Recorded data:
====

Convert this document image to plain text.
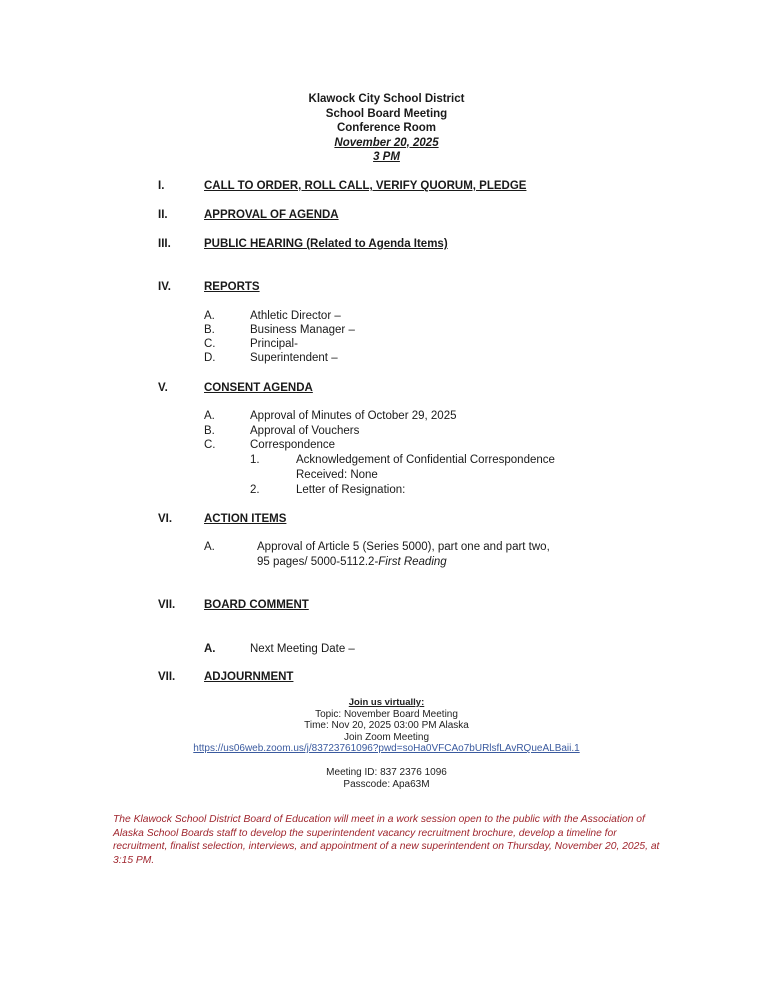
Klawock City School District
School Board Meeting
Conference Room
November 20, 2025
3 PM
I.	CALL TO ORDER, ROLL CALL, VERIFY QUORUM, PLEDGE
II.	APPROVAL OF AGENDA
III.	PUBLIC HEARING (Related to Agenda Items)
IV.	REPORTS
A.	Athletic Director –
B.	Business Manager –
C.	Principal-
D.	Superintendent –
V.	CONSENT AGENDA
A.	Approval of Minutes of October 29, 2025
B.	Approval of Vouchers
C.	Correspondence
1.	Acknowledgement of Confidential Correspondence
Received: None
2.	Letter of Resignation:
VI.	ACTION ITEMS
A.	Approval of Article 5 (Series 5000), part one and part two,
95 pages/ 5000-5112.2-First Reading
VII.	BOARD COMMENT
A.	Next Meeting Date –
VII.	ADJOURNMENT
Join us virtually:
Topic: November Board Meeting
Time: Nov 20, 2025 03:00 PM Alaska
Join Zoom Meeting
https://us06web.zoom.us/j/83723761096?pwd=soHa0VFCAo7bURlsfLAvRQueALBaii.1
Meeting ID: 837 2376 1096
Passcode: Apa63M
The Klawock School District Board of Education will meet in a work session open to the public with the Association of Alaska School Boards staff to develop the superintendent vacancy recruitment brochure, develop a timeline for recruitment, finalist selection, interviews, and appointment of a new superintendent on Thursday, November 20, 2025, at 3:15 PM.
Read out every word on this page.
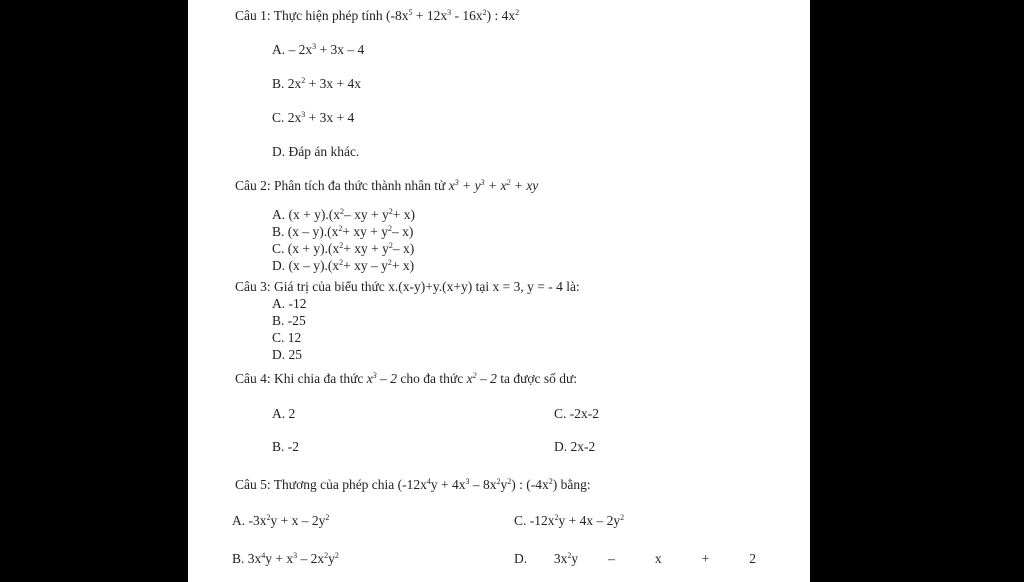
Câu 1: Thực hiện phép tính $(-8x^5 + 12x^3 - 16x^2)$ : $4x^2$
A. – $2x^3 + 3x - 4$
B. $2x^2 + 3x + 4x$
C. $2x^3 + 3x + 4$
D. Đáp án khác.
Câu 2: Phân tích đa thức thành nhân tử $x^3 + y^3 + x^2$ + xy
A. $(x + y).(x^2-$ xy + $y^2+ x$)
B. $(x - y).(x^2+$ xy + $y^2-$ x)
C. $(x + y).(x^2+$ xy + $y^2-$ x)
D. $(x - y).(x^2+$ xy – $y^2+ x$)
Câu 3: Giá trị của biểu thức x.(x-y)+y.(x+y) tại x = 3, y = - 4 là:
A. -12
B. -25
C. 12
D. 25
Câu 4: Khi chia đa thức $x^3 - 2$ cho đa thức $x^2 - 2$ ta được số dư:
A. 2	C. -2x-2
B. -2	D. 2x-2
Câu 5: Thương của phép chia $(-12x^4y + 4x^3 - 8x^2y^2)$ : $(-4x^2)$ bằng:
A. $-3x^2y + x - 2y^2$	C. $-12x^2y + 4x - 2y^2$
B. $3x^4y + x^3 - 2x^2y^2$	D. $3x^2y$ –	x	+	2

====

→ **What is being asked**
Where a line of the material above holds the string "Meeting", copy that line.

→ **The output**
School Board Meeting
A.	Next Meeting Date –
Topic: November Board Meeting
Join Zoom Meeting
Meeting ID: 837 2376 1096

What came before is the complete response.